_Texto de lectura:_
────────────────────────────────────────
Dirigiendo a los extraordinarios Mike Rivard y Kenny Grohowski (bajo y batería, respectivamente) del lado derecho del escenario se encontraba el tecladista John Medeski quien, además de hacer lujo de su vasto dominio del instrumento, también demostró una ágil lectura del lenguaje cinematográfico: anticipando las transiciones, colocando efectivamente los incidentales y, cuando el frenetismo de la música lo permitía, cerrando las improvisadas melodías de manera oportuna. Todo sobre una cama de distorsiones tendida por Lee Ranaldo quien, sin poner mucha atención a lo proyectado en la pantalla, jugaba con sus pedales, tocando las cuerdas con baqueta en mano, elevando su guitarra por los aires (o rayando el piso con ella), se dejaba llevar por las musicalizaciones orquestadas por sus compañeros.
En total, cuatro músicos expectantes de las imágenes que hace más de un siglo salieron de la cabeza de un cineasta reconocido por los surrealistas como precursor de su movimiento, para dotarlas de vida sonora. La combinación no pudo ser mejor.
Apenas calentando en el inicial El hombre de la Cabeza de Goma, para el final de la primera parte del concierto, los músicos estaban más que sintonizados con las imágenes: Fausto en los Infiernos fue un contundente golpe a los sentidos. La historia de Fausto descendiendo a los avernos en compañía de Mefistófeles fue machacantemente sonorizada por el cuarteto que, por única ocasión, fue acompañada por voces guturales. Si en los tres cortes anteriores el público estaba más que envuelto, en esta parte se encontraba en completo delirio.
Pero faltaba lo mejor: con un Meliès a color, los músicos pasaron a otro estado, quizás más onírico. Medeski, ahora con melódica y flauta, condujo a los asistentes a tintineantes paisajes en los que hadas y liliputienses habitan. Y de ahí, directo a la Luna. Sin duda, la obra más conocida del francés fue la que más expectativa despertó… y la que mejor sincronía tuvo con lo hecho por los ejecutantes.
No podía ser diferente: por casi todo mundo vista, ya sabían qué hacer y en qué momento hacerlo. La sorpresa fue sustituida por la destreza para colocar el sonido en el momento perfecto: Medeski aporreando las teclas cada que se hacía lo propio con cada uno de los salvajes selenitas; Rivard y Grohowski avivando el desesperado regreso a la Tierra; y Ranaldo, haciendo que los sonidos de su guitarra volaran junto con la nave.
────────────────────────────────────────
_Sobre el ejercicio:_
Transcribe de la reseña del concierto el fragmento que va de "En total, cuatro" a "en completo delirio.", ambos incluidos.
────────────────────────────────────────
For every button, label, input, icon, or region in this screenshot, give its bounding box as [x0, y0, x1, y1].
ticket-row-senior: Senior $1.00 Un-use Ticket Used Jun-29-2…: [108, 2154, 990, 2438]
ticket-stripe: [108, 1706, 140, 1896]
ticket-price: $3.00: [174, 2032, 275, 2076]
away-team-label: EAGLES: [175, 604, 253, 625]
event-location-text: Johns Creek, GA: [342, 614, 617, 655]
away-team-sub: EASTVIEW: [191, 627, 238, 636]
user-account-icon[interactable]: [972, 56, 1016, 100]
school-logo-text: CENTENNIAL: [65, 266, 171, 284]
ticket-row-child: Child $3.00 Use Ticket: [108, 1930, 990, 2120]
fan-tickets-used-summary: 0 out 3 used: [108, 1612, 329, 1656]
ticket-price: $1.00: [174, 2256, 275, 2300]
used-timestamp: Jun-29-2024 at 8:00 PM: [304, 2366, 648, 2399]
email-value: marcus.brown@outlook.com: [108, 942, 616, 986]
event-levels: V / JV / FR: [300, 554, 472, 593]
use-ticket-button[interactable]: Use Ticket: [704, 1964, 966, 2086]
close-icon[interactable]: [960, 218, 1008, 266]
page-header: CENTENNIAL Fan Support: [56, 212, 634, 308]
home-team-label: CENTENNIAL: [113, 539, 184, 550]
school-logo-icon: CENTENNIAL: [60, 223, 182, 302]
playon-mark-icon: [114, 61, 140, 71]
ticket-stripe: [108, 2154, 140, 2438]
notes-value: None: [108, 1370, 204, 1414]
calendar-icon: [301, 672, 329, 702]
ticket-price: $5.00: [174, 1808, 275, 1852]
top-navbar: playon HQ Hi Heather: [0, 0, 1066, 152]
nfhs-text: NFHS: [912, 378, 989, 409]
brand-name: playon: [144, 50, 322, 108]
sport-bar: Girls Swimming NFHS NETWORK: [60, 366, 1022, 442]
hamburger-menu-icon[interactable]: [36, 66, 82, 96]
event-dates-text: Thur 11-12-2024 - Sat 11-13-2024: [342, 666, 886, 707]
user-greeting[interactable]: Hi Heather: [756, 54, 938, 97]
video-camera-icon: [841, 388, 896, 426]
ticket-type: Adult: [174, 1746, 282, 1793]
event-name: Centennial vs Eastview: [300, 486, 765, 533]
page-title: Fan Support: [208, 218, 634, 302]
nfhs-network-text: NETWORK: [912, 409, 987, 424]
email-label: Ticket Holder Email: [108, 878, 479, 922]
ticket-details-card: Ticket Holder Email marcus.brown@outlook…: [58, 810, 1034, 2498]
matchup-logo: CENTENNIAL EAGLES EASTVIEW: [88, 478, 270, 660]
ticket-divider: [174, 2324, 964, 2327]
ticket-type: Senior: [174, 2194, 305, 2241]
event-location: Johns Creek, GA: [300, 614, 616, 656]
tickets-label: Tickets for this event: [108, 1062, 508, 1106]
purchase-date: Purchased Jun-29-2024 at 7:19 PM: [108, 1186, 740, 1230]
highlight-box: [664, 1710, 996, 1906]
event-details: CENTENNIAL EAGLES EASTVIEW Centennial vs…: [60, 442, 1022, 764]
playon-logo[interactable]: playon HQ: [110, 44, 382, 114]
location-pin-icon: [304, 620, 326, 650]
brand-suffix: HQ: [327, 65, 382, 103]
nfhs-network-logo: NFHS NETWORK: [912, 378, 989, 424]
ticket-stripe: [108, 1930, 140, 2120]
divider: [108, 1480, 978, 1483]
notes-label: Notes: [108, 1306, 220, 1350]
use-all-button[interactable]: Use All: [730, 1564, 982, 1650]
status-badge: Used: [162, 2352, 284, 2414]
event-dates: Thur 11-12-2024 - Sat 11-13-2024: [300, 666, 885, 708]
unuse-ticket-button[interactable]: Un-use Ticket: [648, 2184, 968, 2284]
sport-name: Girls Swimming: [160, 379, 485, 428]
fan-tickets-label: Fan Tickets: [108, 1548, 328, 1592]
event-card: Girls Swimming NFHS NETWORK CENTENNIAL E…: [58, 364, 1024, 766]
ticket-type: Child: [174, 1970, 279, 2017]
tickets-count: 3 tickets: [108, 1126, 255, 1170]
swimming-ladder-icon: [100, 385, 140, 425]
────────────────────────────────────────
_Solución:_
En total, cuatro músicos expectantes de las imágenes que hace más de un siglo salieron de la cabeza de un cineasta reconocido por los surrealistas como precursor de su movimiento, para dotarlas de vida sonora. La combinación no pudo ser mejor.
Apenas calentando en el inicial El hombre de la Cabeza de Goma, para el final de la primera parte del concierto, los músicos estaban más que sintonizados con las imágenes: Fausto en los Infiernos fue un contundente golpe a los sentidos. La historia de Fausto descendiendo a los avernos en compañía de Mefistófeles fue machacantemente sonorizada por el cuarteto que, por única ocasión, fue acompañada por voces guturales. Si en los tres cortes anteriores el público estaba más que envuelto, en esta parte se encontraba en completo delirio.